§ **Given task**: Where a line in the listing contains the string "TradingView", copy that line out.

[Data extracted from a collection]

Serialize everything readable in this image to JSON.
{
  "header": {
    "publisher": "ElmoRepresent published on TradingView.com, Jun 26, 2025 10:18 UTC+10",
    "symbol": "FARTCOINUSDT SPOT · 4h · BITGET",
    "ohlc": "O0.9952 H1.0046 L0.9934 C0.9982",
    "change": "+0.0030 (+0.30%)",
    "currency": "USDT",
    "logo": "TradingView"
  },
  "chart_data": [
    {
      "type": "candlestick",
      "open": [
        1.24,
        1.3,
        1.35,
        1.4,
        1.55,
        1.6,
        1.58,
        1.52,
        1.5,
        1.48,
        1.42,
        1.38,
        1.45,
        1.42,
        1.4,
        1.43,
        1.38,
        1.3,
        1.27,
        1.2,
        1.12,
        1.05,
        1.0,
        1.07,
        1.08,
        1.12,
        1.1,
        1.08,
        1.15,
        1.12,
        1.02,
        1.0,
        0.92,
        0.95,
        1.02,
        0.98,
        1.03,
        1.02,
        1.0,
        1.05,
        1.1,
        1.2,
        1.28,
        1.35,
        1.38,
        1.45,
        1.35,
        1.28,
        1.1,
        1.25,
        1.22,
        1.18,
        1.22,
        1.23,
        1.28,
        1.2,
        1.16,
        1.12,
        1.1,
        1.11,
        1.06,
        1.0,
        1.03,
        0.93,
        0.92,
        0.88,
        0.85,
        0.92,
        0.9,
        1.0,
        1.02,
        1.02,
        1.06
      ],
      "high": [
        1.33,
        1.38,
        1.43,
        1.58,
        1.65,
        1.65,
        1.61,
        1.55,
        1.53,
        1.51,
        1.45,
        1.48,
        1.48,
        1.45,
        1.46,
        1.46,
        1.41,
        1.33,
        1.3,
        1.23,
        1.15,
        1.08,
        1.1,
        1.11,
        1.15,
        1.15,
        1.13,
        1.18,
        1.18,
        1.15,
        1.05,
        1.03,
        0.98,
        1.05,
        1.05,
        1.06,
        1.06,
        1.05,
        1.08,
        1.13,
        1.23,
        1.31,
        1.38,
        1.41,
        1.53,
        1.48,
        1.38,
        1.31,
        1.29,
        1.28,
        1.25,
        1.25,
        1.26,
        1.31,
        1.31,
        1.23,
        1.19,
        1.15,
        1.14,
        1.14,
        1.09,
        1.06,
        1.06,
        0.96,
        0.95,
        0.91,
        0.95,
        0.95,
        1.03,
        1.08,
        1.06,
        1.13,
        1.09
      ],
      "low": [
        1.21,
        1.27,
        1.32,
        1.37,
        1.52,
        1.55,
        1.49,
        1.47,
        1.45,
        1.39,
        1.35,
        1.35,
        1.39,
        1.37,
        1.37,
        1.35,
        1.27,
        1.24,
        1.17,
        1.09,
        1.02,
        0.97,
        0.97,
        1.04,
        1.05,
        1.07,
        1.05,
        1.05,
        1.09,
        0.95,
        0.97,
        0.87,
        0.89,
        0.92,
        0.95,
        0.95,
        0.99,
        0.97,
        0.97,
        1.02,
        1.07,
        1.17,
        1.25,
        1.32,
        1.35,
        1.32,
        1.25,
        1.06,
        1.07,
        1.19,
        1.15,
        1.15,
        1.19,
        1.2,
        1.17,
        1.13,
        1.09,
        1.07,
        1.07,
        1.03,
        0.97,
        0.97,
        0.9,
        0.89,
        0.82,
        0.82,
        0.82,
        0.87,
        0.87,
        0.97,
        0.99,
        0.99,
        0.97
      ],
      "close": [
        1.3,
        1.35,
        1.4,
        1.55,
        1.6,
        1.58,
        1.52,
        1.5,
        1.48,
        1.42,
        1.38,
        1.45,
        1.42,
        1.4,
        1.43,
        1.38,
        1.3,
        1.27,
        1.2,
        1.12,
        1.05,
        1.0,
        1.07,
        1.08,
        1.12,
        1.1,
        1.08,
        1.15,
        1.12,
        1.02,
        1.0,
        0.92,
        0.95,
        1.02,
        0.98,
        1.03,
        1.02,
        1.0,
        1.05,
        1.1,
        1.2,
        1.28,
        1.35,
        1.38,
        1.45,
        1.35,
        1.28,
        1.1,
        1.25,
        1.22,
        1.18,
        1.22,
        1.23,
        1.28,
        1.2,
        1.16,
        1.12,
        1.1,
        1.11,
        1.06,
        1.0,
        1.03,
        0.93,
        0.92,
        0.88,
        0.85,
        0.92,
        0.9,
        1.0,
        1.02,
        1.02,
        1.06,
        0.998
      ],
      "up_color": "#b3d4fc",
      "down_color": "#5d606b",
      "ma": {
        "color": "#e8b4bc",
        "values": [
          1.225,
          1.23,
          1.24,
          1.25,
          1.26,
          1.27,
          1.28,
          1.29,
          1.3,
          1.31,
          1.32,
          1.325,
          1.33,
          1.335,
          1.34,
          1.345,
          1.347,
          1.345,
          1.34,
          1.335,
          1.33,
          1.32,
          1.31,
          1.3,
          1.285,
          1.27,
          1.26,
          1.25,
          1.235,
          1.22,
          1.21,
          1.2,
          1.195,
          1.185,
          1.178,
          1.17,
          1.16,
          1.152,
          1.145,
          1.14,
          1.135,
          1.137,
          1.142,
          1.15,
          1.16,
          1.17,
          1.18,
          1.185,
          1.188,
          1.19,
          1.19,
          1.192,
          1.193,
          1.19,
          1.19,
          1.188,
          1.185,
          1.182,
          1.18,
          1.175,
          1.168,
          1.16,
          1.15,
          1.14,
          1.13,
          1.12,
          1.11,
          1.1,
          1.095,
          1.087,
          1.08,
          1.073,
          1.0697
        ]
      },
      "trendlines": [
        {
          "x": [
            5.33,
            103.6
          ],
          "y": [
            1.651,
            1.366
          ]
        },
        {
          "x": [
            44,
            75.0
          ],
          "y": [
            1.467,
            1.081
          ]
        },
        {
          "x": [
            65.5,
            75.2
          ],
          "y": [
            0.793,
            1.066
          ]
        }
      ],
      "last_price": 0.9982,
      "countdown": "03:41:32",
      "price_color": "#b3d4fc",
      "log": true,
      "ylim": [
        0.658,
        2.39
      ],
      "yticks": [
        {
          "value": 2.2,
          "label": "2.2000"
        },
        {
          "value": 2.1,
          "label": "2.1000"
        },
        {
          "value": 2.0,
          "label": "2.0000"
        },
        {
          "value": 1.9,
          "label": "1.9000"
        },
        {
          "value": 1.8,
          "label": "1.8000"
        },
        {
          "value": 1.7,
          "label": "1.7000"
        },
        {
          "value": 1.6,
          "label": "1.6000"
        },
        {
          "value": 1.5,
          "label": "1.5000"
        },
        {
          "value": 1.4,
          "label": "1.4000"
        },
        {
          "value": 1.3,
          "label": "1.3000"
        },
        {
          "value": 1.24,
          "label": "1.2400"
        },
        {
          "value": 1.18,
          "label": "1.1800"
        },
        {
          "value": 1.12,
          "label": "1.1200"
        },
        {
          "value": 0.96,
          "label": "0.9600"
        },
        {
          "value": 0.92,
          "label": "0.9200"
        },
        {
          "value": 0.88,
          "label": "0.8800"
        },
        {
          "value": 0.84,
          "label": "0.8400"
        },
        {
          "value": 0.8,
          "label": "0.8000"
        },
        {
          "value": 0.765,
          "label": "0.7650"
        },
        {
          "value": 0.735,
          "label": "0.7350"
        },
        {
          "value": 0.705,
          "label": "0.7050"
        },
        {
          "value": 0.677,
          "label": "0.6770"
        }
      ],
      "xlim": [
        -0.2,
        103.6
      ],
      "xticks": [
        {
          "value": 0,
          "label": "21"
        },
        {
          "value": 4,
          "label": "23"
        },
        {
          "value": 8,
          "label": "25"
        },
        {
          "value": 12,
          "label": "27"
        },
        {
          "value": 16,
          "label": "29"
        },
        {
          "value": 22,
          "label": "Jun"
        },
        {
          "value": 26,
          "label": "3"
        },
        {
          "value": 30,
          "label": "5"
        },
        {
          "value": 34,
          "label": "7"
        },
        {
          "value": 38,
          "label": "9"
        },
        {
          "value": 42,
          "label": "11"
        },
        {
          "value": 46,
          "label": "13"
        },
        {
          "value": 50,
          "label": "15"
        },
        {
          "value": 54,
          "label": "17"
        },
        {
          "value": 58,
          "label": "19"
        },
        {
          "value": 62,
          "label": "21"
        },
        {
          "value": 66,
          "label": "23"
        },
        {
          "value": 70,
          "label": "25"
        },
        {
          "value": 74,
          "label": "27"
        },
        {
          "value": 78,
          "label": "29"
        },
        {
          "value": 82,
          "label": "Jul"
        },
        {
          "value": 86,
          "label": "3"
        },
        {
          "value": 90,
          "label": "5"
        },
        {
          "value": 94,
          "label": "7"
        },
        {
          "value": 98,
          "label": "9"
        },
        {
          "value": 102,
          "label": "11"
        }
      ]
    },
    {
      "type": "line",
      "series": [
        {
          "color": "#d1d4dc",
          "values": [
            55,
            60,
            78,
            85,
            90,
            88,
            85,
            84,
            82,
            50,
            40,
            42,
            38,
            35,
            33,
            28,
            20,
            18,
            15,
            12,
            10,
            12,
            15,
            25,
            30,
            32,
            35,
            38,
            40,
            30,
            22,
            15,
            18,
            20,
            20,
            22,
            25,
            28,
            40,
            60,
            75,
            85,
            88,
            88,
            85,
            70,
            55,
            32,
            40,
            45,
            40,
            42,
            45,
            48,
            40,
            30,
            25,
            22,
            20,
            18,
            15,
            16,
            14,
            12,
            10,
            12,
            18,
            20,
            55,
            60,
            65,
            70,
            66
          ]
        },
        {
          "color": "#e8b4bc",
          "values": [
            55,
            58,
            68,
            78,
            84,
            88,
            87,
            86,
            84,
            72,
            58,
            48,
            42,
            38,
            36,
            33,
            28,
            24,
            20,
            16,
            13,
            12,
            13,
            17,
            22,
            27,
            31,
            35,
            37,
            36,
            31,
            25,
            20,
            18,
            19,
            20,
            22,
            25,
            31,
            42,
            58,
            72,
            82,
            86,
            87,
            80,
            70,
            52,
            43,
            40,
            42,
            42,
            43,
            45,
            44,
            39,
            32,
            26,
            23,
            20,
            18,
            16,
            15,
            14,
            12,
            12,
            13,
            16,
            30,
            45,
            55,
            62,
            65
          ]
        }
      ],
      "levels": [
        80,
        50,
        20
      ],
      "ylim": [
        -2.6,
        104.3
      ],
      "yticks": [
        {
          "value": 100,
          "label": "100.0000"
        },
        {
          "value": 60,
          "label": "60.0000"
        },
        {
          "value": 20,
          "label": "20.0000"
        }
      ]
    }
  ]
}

§ **The result**:
    "publisher": "ElmoRepresent published on TradingView.com, Jun 26, 2025 10:18 UTC+10",
    "logo": "TradingView"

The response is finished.